## PROBLEM STATEMENT
The listing must be reproduced in full, exactly as it stands.

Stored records
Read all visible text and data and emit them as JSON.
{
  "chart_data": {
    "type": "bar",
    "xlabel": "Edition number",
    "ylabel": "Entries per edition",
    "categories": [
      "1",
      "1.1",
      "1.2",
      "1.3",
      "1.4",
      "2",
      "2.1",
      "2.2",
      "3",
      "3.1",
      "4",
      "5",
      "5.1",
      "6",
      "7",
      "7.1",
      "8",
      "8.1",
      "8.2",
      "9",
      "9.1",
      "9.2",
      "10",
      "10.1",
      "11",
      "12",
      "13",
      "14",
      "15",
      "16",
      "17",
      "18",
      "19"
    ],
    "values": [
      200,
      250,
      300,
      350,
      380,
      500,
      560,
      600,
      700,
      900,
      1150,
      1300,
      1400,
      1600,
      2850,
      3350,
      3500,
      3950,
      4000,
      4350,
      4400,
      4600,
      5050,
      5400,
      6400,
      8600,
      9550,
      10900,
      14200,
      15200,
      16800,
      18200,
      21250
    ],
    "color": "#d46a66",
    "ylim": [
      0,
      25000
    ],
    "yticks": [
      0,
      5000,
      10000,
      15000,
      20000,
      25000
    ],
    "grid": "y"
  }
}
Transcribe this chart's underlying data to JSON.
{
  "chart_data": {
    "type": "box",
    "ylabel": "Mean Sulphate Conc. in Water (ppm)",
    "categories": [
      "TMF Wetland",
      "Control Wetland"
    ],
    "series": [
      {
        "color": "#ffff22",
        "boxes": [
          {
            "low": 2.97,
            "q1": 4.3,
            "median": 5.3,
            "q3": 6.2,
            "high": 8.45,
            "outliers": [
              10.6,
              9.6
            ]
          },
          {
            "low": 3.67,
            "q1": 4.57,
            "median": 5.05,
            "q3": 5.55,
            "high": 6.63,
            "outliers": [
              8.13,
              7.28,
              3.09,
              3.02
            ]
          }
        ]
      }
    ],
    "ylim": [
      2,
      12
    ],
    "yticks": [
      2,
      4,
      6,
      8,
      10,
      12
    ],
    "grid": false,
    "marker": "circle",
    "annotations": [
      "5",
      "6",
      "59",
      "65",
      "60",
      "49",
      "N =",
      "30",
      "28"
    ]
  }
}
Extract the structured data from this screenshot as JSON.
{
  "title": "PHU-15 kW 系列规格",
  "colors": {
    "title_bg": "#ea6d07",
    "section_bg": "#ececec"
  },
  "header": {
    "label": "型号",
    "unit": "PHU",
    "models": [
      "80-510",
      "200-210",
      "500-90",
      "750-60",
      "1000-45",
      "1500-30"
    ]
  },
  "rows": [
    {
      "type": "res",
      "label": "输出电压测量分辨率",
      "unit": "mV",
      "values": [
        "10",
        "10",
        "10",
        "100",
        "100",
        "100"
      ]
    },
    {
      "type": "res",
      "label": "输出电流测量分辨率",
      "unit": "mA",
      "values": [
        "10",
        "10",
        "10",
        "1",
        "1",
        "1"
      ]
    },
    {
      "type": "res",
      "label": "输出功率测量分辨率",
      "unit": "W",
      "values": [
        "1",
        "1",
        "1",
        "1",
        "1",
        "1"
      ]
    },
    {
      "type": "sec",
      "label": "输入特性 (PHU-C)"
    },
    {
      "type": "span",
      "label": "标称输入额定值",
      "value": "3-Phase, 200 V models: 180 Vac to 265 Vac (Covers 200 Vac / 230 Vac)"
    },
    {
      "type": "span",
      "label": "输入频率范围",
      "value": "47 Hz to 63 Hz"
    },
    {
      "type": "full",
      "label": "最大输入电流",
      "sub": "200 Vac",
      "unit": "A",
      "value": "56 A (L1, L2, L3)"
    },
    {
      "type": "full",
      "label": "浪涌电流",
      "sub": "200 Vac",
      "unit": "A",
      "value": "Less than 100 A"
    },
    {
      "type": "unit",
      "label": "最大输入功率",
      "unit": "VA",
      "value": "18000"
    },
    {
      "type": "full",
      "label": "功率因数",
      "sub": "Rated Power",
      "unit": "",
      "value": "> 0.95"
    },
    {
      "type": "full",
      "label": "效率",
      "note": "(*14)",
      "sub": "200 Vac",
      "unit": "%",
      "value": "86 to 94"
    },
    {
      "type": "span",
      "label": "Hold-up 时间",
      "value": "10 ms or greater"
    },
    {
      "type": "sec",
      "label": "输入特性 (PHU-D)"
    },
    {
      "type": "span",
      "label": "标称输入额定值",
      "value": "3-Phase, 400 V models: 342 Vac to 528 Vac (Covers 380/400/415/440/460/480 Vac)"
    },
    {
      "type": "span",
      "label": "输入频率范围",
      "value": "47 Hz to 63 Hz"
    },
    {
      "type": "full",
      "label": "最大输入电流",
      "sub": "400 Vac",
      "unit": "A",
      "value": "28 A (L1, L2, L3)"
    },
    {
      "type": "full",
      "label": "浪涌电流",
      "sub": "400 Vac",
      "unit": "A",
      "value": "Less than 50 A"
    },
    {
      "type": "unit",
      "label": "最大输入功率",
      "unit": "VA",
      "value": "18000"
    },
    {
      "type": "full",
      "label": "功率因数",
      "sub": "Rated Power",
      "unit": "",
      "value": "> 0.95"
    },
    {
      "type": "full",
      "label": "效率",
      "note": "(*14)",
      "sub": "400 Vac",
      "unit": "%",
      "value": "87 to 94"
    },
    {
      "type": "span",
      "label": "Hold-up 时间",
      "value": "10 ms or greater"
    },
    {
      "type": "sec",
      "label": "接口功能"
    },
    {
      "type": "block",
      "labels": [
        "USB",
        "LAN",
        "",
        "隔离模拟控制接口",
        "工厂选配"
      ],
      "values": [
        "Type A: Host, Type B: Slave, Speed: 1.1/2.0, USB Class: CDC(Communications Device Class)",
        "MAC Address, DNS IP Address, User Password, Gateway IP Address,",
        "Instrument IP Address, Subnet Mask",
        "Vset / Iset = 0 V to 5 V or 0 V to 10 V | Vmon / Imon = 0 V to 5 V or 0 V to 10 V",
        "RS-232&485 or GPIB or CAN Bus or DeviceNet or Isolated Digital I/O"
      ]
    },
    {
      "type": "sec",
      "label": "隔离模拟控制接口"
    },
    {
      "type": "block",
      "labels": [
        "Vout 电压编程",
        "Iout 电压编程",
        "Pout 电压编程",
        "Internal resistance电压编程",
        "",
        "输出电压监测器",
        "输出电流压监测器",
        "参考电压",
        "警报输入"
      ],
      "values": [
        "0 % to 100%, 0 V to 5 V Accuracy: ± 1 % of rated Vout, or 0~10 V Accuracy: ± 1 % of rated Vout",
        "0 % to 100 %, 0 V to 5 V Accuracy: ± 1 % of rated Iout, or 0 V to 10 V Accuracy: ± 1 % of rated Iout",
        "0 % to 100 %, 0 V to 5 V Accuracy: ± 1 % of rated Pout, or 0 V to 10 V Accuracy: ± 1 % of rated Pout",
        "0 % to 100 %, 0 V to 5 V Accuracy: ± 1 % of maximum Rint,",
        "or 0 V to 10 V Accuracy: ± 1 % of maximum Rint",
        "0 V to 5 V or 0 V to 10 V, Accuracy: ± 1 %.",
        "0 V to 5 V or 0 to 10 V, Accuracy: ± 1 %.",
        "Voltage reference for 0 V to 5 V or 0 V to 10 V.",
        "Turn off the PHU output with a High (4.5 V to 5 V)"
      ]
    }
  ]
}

## RESULT
Read all visible text and data and emit them as JSON.
{
  "chart_data": {
    "type": "bar",
    "xlabel": "Edition number",
    "ylabel": "Entries per edition",
    "categories": [
      "1",
      "1.1",
      "1.2",
      "1.3",
      "1.4",
      "2",
      "2.1",
      "2.2",
      "3",
      "3.1",
      "4",
      "5",
      "5.1",
      "6",
      "7",
      "7.1",
      "8",
      "8.1",
      "8.2",
      "9",
      "9.1",
      "9.2",
      "10",
      "10.1",
      "11",
      "12",
      "13",
      "14",
      "15",
      "16",
      "17",
      "18",
      "19"
    ],
    "values": [
      200,
      250,
      300,
      350,
      380,
      500,
      560,
      600,
      700,
      900,
      1150,
      1300,
      1400,
      1600,
      2850,
      3350,
      3500,
      3950,
      4000,
      4350,
      4400,
      4600,
      5050,
      5400,
      6400,
      8600,
      9550,
      10900,
      14200,
      15200,
      16800,
      18200,
      21250
    ],
    "color": "#d46a66",
    "ylim": [
      0,
      25000
    ],
    "yticks": [
      0,
      5000,
      10000,
      15000,
      20000,
      25000
    ],
    "grid": "y"
  }
}
Transcribe this chart's underlying data to JSON.
{
  "chart_data": {
    "type": "box",
    "ylabel": "Mean Sulphate Conc. in Water (ppm)",
    "categories": [
      "TMF Wetland",
      "Control Wetland"
    ],
    "series": [
      {
        "color": "#ffff22",
        "boxes": [
          {
            "low": 2.97,
            "q1": 4.3,
            "median": 5.3,
            "q3": 6.2,
            "high": 8.45,
            "outliers": [
              10.6,
              9.6
            ]
          },
          {
            "low": 3.67,
            "q1": 4.57,
            "median": 5.05,
            "q3": 5.55,
            "high": 6.63,
            "outliers": [
              8.13,
              7.28,
              3.09,
              3.02
            ]
          }
        ]
      }
    ],
    "ylim": [
      2,
      12
    ],
    "yticks": [
      2,
      4,
      6,
      8,
      10,
      12
    ],
    "grid": false,
    "marker": "circle",
    "annotations": [
      "5",
      "6",
      "59",
      "65",
      "60",
      "49",
      "N =",
      "30",
      "28"
    ]
  }
}
Extract the structured data from this screenshot as JSON.
{
  "title": "PHU-15 kW 系列规格",
  "colors": {
    "title_bg": "#ea6d07",
    "section_bg": "#ececec"
  },
  "header": {
    "label": "型号",
    "unit": "PHU",
    "models": [
      "80-510",
      "200-210",
      "500-90",
      "750-60",
      "1000-45",
      "1500-30"
    ]
  },
  "rows": [
    {
      "type": "res",
      "label": "输出电压测量分辨率",
      "unit": "mV",
      "values": [
        "10",
        "10",
        "10",
        "100",
        "100",
        "100"
      ]
    },
    {
      "type": "res",
      "label": "输出电流测量分辨率",
      "unit": "mA",
      "values": [
        "10",
        "10",
        "10",
        "1",
        "1",
        "1"
      ]
    },
    {
      "type": "res",
      "label": "输出功率测量分辨率",
      "unit": "W",
      "values": [
        "1",
        "1",
        "1",
        "1",
        "1",
        "1"
      ]
    },
    {
      "type": "sec",
      "label": "输入特性 (PHU-C)"
    },
    {
      "type": "span",
      "label": "标称输入额定值",
      "value": "3-Phase, 200 V models: 180 Vac to 265 Vac (Covers 200 Vac / 230 Vac)"
    },
    {
      "type": "span",
      "label": "输入频率范围",
      "value": "47 Hz to 63 Hz"
    },
    {
      "type": "full",
      "label": "最大输入电流",
      "sub": "200 Vac",
      "unit": "A",
      "value": "56 A (L1, L2, L3)"
    },
    {
      "type": "full",
      "label": "浪涌电流",
      "sub": "200 Vac",
      "unit": "A",
      "value": "Less than 100 A"
    },
    {
      "type": "unit",
      "label": "最大输入功率",
      "unit": "VA",
      "value": "18000"
    },
    {
      "type": "full",
      "label": "功率因数",
      "sub": "Rated Power",
      "unit": "",
      "value": "> 0.95"
    },
    {
      "type": "full",
      "label": "效率",
      "note": "(*14)",
      "sub": "200 Vac",
      "unit": "%",
      "value": "86 to 94"
    },
    {
      "type": "span",
      "label": "Hold-up 时间",
      "value": "10 ms or greater"
    },
    {
      "type": "sec",
      "label": "输入特性 (PHU-D)"
    },
    {
      "type": "span",
      "label": "标称输入额定值",
      "value": "3-Phase, 400 V models: 342 Vac to 528 Vac (Covers 380/400/415/440/460/480 Vac)"
    },
    {
      "type": "span",
      "label": "输入频率范围",
      "value": "47 Hz to 63 Hz"
    },
    {
      "type": "full",
      "label": "最大输入电流",
      "sub": "400 Vac",
      "unit": "A",
      "value": "28 A (L1, L2, L3)"
    },
    {
      "type": "full",
      "label": "浪涌电流",
      "sub": "400 Vac",
      "unit": "A",
      "value": "Less than 50 A"
    },
    {
      "type": "unit",
      "label": "最大输入功率",
      "unit": "VA",
      "value": "18000"
    },
    {
      "type": "full",
      "label": "功率因数",
      "sub": "Rated Power",
      "unit": "",
      "value": "> 0.95"
    },
    {
      "type": "full",
      "label": "效率",
      "note": "(*14)",
      "sub": "400 Vac",
      "unit": "%",
      "value": "87 to 94"
    },
    {
      "type": "span",
      "label": "Hold-up 时间",
      "value": "10 ms or greater"
    },
    {
      "type": "sec",
      "label": "接口功能"
    },
    {
      "type": "block",
      "labels": [
        "USB",
        "LAN",
        "",
        "隔离模拟控制接口",
        "工厂选配"
      ],
      "values": [
        "Type A: Host, Type B: Slave, Speed: 1.1/2.0, USB Class: CDC(Communications Device Class)",
        "MAC Address, DNS IP Address, User Password, Gateway IP Address,",
        "Instrument IP Address, Subnet Mask",
        "Vset / Iset = 0 V to 5 V or 0 V to 10 V | Vmon / Imon = 0 V to 5 V or 0 V to 10 V",
        "RS-232&485 or GPIB or CAN Bus or DeviceNet or Isolated Digital I/O"
      ]
    },
    {
      "type": "sec",
      "label": "隔离模拟控制接口"
    },
    {
      "type": "block",
      "labels": [
        "Vout 电压编程",
        "Iout 电压编程",
        "Pout 电压编程",
        "Internal resistance电压编程",
        "",
        "输出电压监测器",
        "输出电流压监测器",
        "参考电压",
        "警报输入"
      ],
      "values": [
        "0 % to 100%, 0 V to 5 V Accuracy: ± 1 % of rated Vout, or 0~10 V Accuracy: ± 1 % of rated Vout",
        "0 % to 100 %, 0 V to 5 V Accuracy: ± 1 % of rated Iout, or 0 V to 10 V Accuracy: ± 1 % of rated Iout",
        "0 % to 100 %, 0 V to 5 V Accuracy: ± 1 % of rated Pout, or 0 V to 10 V Accuracy: ± 1 % of rated Pout",
        "0 % to 100 %, 0 V to 5 V Accuracy: ± 1 % of maximum Rint,",
        "or 0 V to 10 V Accuracy: ± 1 % of maximum Rint",
        "0 V to 5 V or 0 V to 10 V, Accuracy: ± 1 %.",
        "0 V to 5 V or 0 to 10 V, Accuracy: ± 1 %.",
        "Voltage reference for 0 V to 5 V or 0 V to 10 V.",
        "Turn off the PHU output with a High (4.5 V to 5 V)"
      ]
    }
  ]
}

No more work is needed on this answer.